▶ _WORKING DATA_
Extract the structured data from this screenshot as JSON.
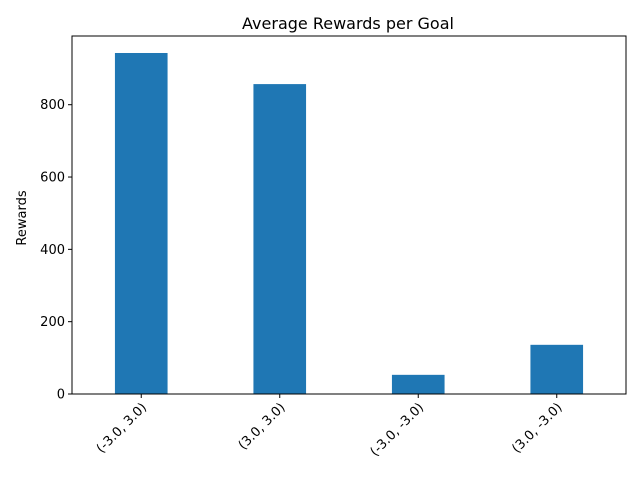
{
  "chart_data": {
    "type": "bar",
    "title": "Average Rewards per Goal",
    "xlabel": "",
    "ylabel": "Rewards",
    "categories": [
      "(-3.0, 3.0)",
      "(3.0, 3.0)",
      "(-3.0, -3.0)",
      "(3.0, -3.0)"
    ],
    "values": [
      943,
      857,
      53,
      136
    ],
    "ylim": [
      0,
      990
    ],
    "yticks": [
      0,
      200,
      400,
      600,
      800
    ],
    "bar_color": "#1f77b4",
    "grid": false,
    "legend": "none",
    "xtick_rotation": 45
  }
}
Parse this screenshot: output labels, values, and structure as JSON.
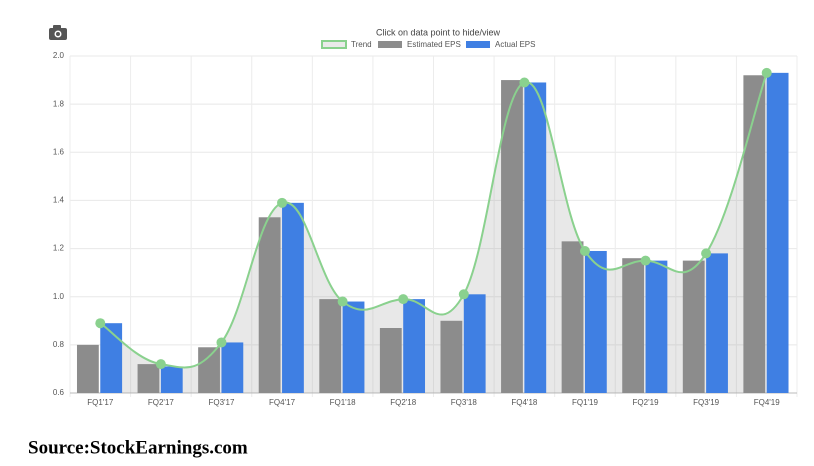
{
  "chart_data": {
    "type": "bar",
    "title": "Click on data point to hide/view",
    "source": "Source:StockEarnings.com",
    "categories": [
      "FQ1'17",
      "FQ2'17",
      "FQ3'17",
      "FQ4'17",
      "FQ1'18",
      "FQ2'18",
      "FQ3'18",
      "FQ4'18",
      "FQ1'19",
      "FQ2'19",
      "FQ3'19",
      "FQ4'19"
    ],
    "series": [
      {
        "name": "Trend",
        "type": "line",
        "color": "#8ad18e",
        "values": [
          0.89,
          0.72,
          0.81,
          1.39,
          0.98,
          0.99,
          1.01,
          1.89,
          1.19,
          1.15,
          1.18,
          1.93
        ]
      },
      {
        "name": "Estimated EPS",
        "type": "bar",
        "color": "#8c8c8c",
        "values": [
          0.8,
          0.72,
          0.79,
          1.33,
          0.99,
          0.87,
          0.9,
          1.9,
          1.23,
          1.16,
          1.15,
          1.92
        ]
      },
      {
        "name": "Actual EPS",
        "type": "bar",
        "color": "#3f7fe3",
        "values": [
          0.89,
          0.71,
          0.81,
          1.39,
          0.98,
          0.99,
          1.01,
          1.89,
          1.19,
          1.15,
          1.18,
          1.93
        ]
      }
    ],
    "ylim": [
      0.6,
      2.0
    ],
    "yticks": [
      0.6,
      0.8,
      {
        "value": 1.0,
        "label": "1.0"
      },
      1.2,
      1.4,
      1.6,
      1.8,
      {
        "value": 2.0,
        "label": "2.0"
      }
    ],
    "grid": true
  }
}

▶ _AIM OF THE EXERCISE_
Reproduce every record word for word. The copy must contain no pictures.

▶ _EXERCISE ANSWER_
Extract the structured data from this screenshot as JSON.
{
  "chart_data": {
    "type": "bar",
    "title": "Average Rewards per Goal",
    "xlabel": "",
    "ylabel": "Rewards",
    "categories": [
      "(-3.0, 3.0)",
      "(3.0, 3.0)",
      "(-3.0, -3.0)",
      "(3.0, -3.0)"
    ],
    "values": [
      943,
      857,
      53,
      136
    ],
    "ylim": [
      0,
      990
    ],
    "yticks": [
      0,
      200,
      400,
      600,
      800
    ],
    "bar_color": "#1f77b4",
    "grid": false,
    "legend": "none",
    "xtick_rotation": 45
  }
}
Parse this screenshot: output labels, values, and structure as JSON.
{
  "chart_data": {
    "type": "bar",
    "title": "Click on data point to hide/view",
    "source": "Source:StockEarnings.com",
    "categories": [
      "FQ1'17",
      "FQ2'17",
      "FQ3'17",
      "FQ4'17",
      "FQ1'18",
      "FQ2'18",
      "FQ3'18",
      "FQ4'18",
      "FQ1'19",
      "FQ2'19",
      "FQ3'19",
      "FQ4'19"
    ],
    "series": [
      {
        "name": "Trend",
        "type": "line",
        "color": "#8ad18e",
        "values": [
          0.89,
          0.72,
          0.81,
          1.39,
          0.98,
          0.99,
          1.01,
          1.89,
          1.19,
          1.15,
          1.18,
          1.93
        ]
      },
      {
        "name": "Estimated EPS",
        "type": "bar",
        "color": "#8c8c8c",
        "values": [
          0.8,
          0.72,
          0.79,
          1.33,
          0.99,
          0.87,
          0.9,
          1.9,
          1.23,
          1.16,
          1.15,
          1.92
        ]
      },
      {
        "name": "Actual EPS",
        "type": "bar",
        "color": "#3f7fe3",
        "values": [
          0.89,
          0.71,
          0.81,
          1.39,
          0.98,
          0.99,
          1.01,
          1.89,
          1.19,
          1.15,
          1.18,
          1.93
        ]
      }
    ],
    "ylim": [
      0.6,
      2.0
    ],
    "yticks": [
      0.6,
      0.8,
      {
        "value": 1.0,
        "label": "1.0"
      },
      1.2,
      1.4,
      1.6,
      1.8,
      {
        "value": 2.0,
        "label": "2.0"
      }
    ],
    "grid": true
  }
}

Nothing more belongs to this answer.